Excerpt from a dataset
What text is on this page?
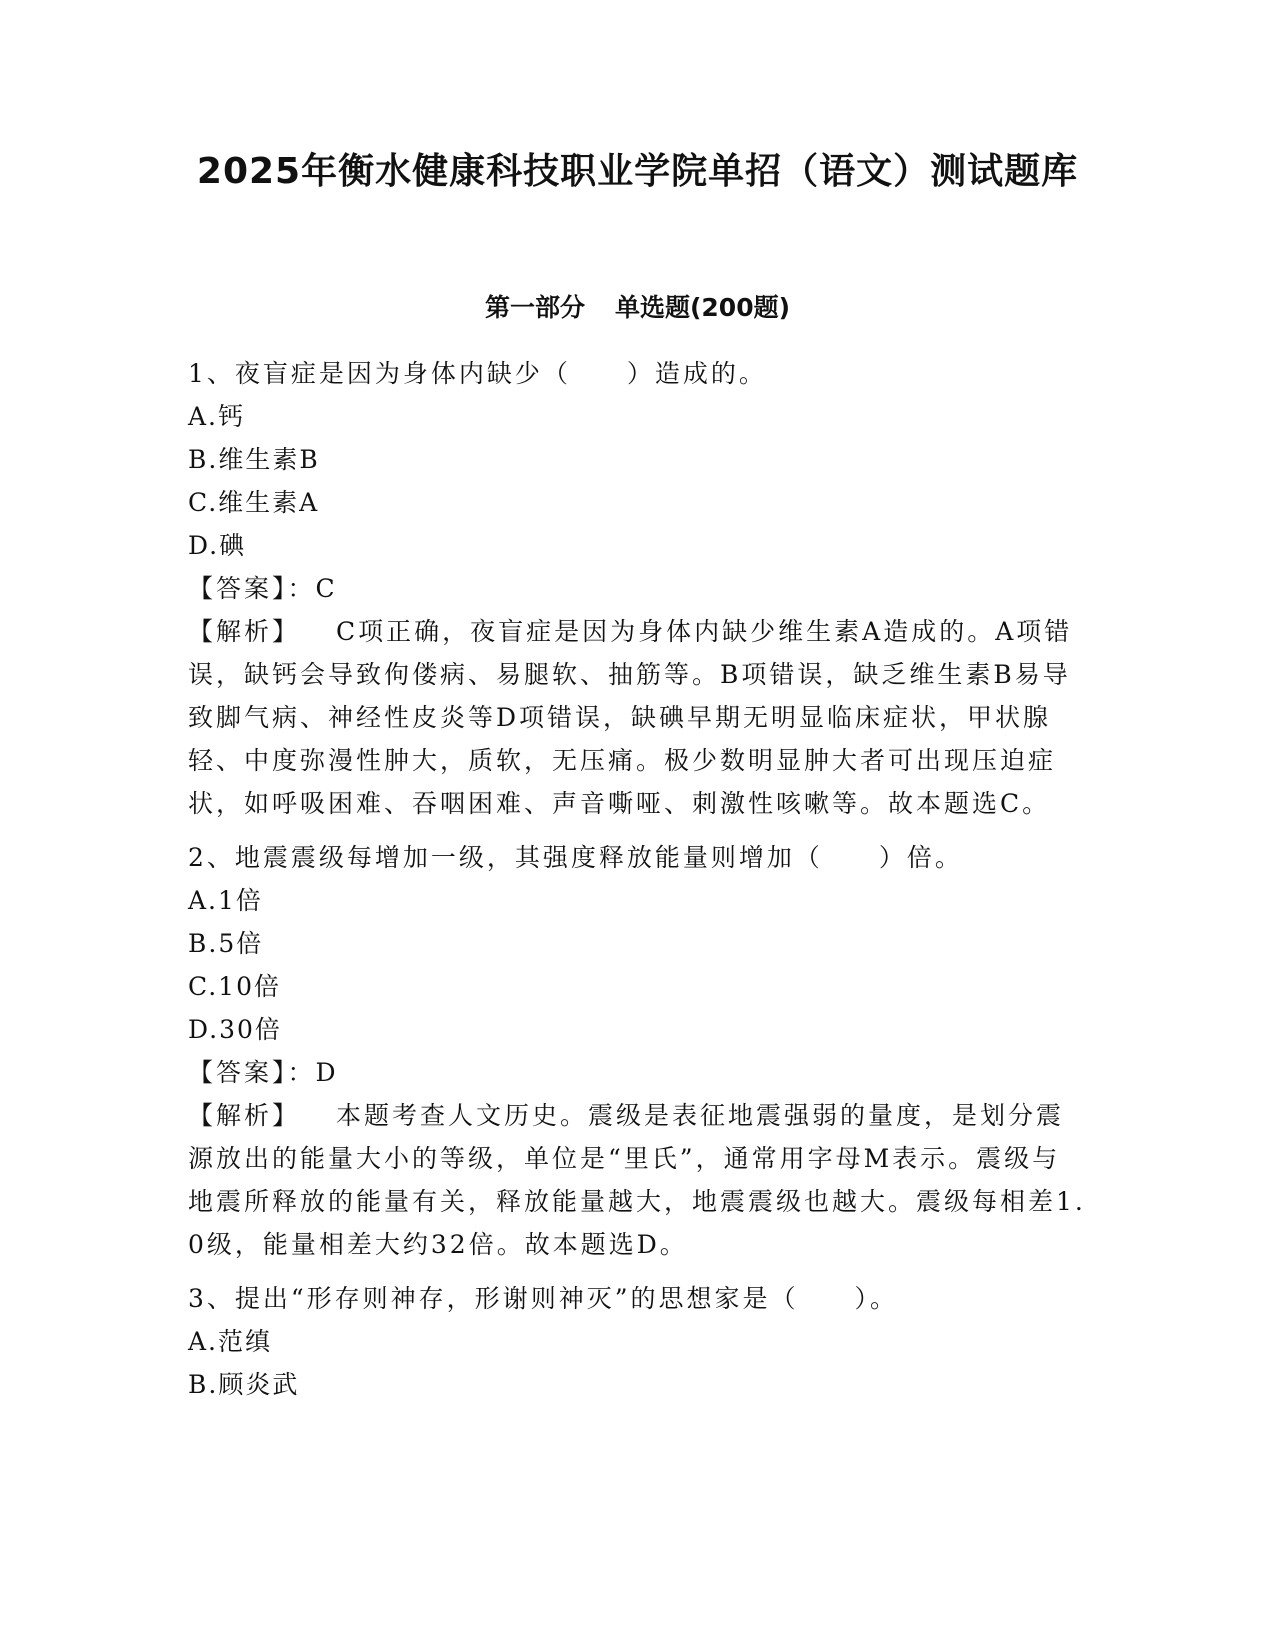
2025年衡水健康科技职业学院单招（语文）测试题库
第一部分 单选题(200题)

1、夜盲症是因为身体内缺少（　　）造成的。

A.钙

B.维生素B

C.维生素A

D.碘

【答案】：C

【解析】 C项正确，夜盲症是因为身体内缺少维生素A造成的。A项错误，缺钙会导致佝偻病、易腿软、抽筋等。B项错误，缺乏维生素B易导致脚气病、神经性皮炎等D项错误，缺碘早期无明显临床症状，甲状腺轻、中度弥漫性肿大，质软，无压痛。极少数明显肿大者可出现压迫症状，如呼吸困难、吞咽困难、声音嘶哑、刺激性咳嗽等。故本题选C。

2、地震震级每增加一级，其强度释放能量则增加（　　）倍。

A.1倍

B.5倍

C.10倍

D.30倍

【答案】：D

【解析】 本题考查人文历史。震级是表征地震强弱的量度，是划分震源放出的能量大小的等级，单位是“里氏”，通常用字母M表示。震级与地震所释放的能量有关，释放能量越大，地震震级也越大。震级每相差1.0级，能量相差大约32倍。故本题选D。

3、提出“形存则神存，形谢则神灭”的思想家是（　　）。

A.范缜

B.顾炎武
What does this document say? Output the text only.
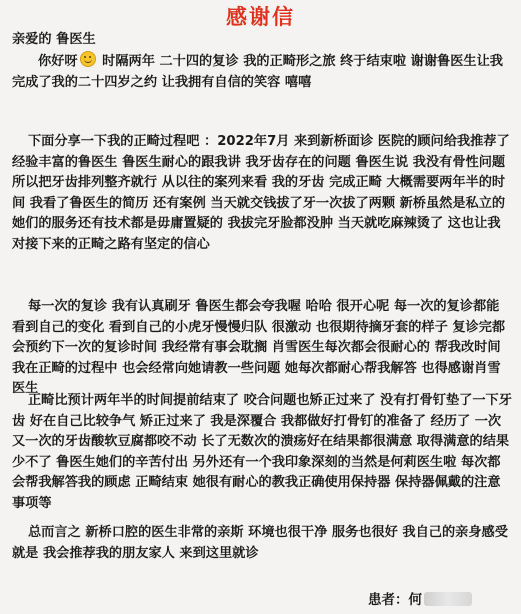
感谢信

亲爱的 鲁医生

你好呀 时隔两年 二十四的复诊 我的正畸形之旅 终于结束啦 谢谢鲁医生让我完成了我的二十四岁之约 让我拥有自信的笑容 嘻嘻

下面分享一下我的正畸过程吧 ：2022年7月 来到新桥面诊 医院的顾问给我推荐了 经验丰富的鲁医生 鲁医生耐心的跟我讲 我牙齿存在的问题 鲁医生说 我没有骨性问题 所以把牙齿排列整齐就行 从以往的案列来看 我的牙齿 完成正畸 大概需要两年半的时间 我看了鲁医生的简历 还有案例 当天就交钱拔了牙一次拔了两颗 新桥虽然是私立的 她们的服务还有技术都是毋庸置疑的 我拔完牙脸都没肿 当天就吃麻辣烫了 这也让我对接下来的正畸之路有坚定的信心

每一次的复诊 我有认真刷牙 鲁医生都会夸我喔 哈哈 很开心呢 每一次的复诊都能看到自己的变化 看到自己的小虎牙慢慢归队 很激动 也很期待摘牙套的样子 复诊完都会预约下一次的复诊时间 我经常有事会耽搁 肖雪医生每次都会很耐心的 帮我改时间 我在正畸的过程中 也会经常向她请教一些问题 她每次都耐心帮我解答 也得感谢肖雪医生

正畸比预计两年半的时间提前结束了 咬合问题也矫正过来了 没有打骨钉垫了一下牙齿 好在自己比较争气 矫正过来了 我是深覆合 我都做好打骨钉的准备了 经历了 一次又一次的牙齿酸软豆腐都咬不动 长了无数次的溃疡好在结果都很满意 取得满意的结果 少不了 鲁医生她们的辛苦付出 另外还有一个我印象深刻的当然是何莉医生啦 每次都会帮我解答我的顾虑 正畸结束 她很有耐心的教我正确使用保持器 保持器佩戴的注意事项等

总而言之 新桥口腔的医生非常的亲斯 环境也很干净 服务也很好 我自己的亲身感受就是 我会推荐我的朋友家人 来到这里就诊

患者：何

■ **Exercise prompt**: Reproduce the listing word for word and omit its pictures.

■ **Output for this task**:
What text is on this page?
2025年衡水健康科技职业学院单招（语文）测试题库
第一部分 单选题(200题)

1、夜盲症是因为身体内缺少（　　）造成的。

A.钙

B.维生素B

C.维生素A

D.碘

【答案】：C

【解析】 C项正确，夜盲症是因为身体内缺少维生素A造成的。A项错误，缺钙会导致佝偻病、易腿软、抽筋等。B项错误，缺乏维生素B易导致脚气病、神经性皮炎等D项错误，缺碘早期无明显临床症状，甲状腺轻、中度弥漫性肿大，质软，无压痛。极少数明显肿大者可出现压迫症状，如呼吸困难、吞咽困难、声音嘶哑、刺激性咳嗽等。故本题选C。

2、地震震级每增加一级，其强度释放能量则增加（　　）倍。

A.1倍

B.5倍

C.10倍

D.30倍

【答案】：D

【解析】 本题考查人文历史。震级是表征地震强弱的量度，是划分震源放出的能量大小的等级，单位是“里氏”，通常用字母M表示。震级与地震所释放的能量有关，释放能量越大，地震震级也越大。震级每相差1.0级，能量相差大约32倍。故本题选D。

3、提出“形存则神存，形谢则神灭”的思想家是（　　）。

A.范缜

B.顾炎武
What does this document say? Output the text only.
感谢信

亲爱的 鲁医生

你好呀 时隔两年 二十四的复诊 我的正畸形之旅 终于结束啦 谢谢鲁医生让我完成了我的二十四岁之约 让我拥有自信的笑容 嘻嘻

下面分享一下我的正畸过程吧 ：2022年7月 来到新桥面诊 医院的顾问给我推荐了 经验丰富的鲁医生 鲁医生耐心的跟我讲 我牙齿存在的问题 鲁医生说 我没有骨性问题 所以把牙齿排列整齐就行 从以往的案列来看 我的牙齿 完成正畸 大概需要两年半的时间 我看了鲁医生的简历 还有案例 当天就交钱拔了牙一次拔了两颗 新桥虽然是私立的 她们的服务还有技术都是毋庸置疑的 我拔完牙脸都没肿 当天就吃麻辣烫了 这也让我对接下来的正畸之路有坚定的信心

每一次的复诊 我有认真刷牙 鲁医生都会夸我喔 哈哈 很开心呢 每一次的复诊都能看到自己的变化 看到自己的小虎牙慢慢归队 很激动 也很期待摘牙套的样子 复诊完都会预约下一次的复诊时间 我经常有事会耽搁 肖雪医生每次都会很耐心的 帮我改时间 我在正畸的过程中 也会经常向她请教一些问题 她每次都耐心帮我解答 也得感谢肖雪医生

正畸比预计两年半的时间提前结束了 咬合问题也矫正过来了 没有打骨钉垫了一下牙齿 好在自己比较争气 矫正过来了 我是深覆合 我都做好打骨钉的准备了 经历了 一次又一次的牙齿酸软豆腐都咬不动 长了无数次的溃疡好在结果都很满意 取得满意的结果 少不了 鲁医生她们的辛苦付出 另外还有一个我印象深刻的当然是何莉医生啦 每次都会帮我解答我的顾虑 正畸结束 她很有耐心的教我正确使用保持器 保持器佩戴的注意事项等

总而言之 新桥口腔的医生非常的亲斯 环境也很干净 服务也很好 我自己的亲身感受就是 我会推荐我的朋友家人 来到这里就诊

患者：何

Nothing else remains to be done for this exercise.